[Entries from a dataset]

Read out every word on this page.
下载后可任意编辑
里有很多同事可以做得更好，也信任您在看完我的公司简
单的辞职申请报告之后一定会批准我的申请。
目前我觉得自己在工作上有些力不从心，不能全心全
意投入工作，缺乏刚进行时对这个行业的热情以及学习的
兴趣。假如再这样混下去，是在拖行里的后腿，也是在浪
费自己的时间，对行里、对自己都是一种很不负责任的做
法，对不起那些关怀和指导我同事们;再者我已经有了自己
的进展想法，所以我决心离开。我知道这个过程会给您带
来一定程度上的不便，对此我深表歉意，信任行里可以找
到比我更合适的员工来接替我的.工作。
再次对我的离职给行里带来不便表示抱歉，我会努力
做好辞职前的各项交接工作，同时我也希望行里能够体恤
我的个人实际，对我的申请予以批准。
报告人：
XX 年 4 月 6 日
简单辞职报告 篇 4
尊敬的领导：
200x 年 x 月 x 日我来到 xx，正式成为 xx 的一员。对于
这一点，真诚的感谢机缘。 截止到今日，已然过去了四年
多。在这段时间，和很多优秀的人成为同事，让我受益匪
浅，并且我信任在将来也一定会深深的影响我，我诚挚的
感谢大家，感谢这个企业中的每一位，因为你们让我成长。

*REQUIREMENTS*: Repeat the data in its entirety, character for character.

*TASK OUTPUT*:
Read out every word on this page.
下载后可任意编辑
里有很多同事可以做得更好，也信任您在看完我的公司简
单的辞职申请报告之后一定会批准我的申请。
目前我觉得自己在工作上有些力不从心，不能全心全
意投入工作，缺乏刚进行时对这个行业的热情以及学习的
兴趣。假如再这样混下去，是在拖行里的后腿，也是在浪
费自己的时间，对行里、对自己都是一种很不负责任的做
法，对不起那些关怀和指导我同事们;再者我已经有了自己
的进展想法，所以我决心离开。我知道这个过程会给您带
来一定程度上的不便，对此我深表歉意，信任行里可以找
到比我更合适的员工来接替我的.工作。
再次对我的离职给行里带来不便表示抱歉，我会努力
做好辞职前的各项交接工作，同时我也希望行里能够体恤
我的个人实际，对我的申请予以批准。
报告人：
XX 年 4 月 6 日
简单辞职报告 篇 4
尊敬的领导：
200x 年 x 月 x 日我来到 xx，正式成为 xx 的一员。对于
这一点，真诚的感谢机缘。 截止到今日，已然过去了四年
多。在这段时间，和很多优秀的人成为同事，让我受益匪
浅，并且我信任在将来也一定会深深的影响我，我诚挚的
感谢大家，感谢这个企业中的每一位，因为你们让我成长。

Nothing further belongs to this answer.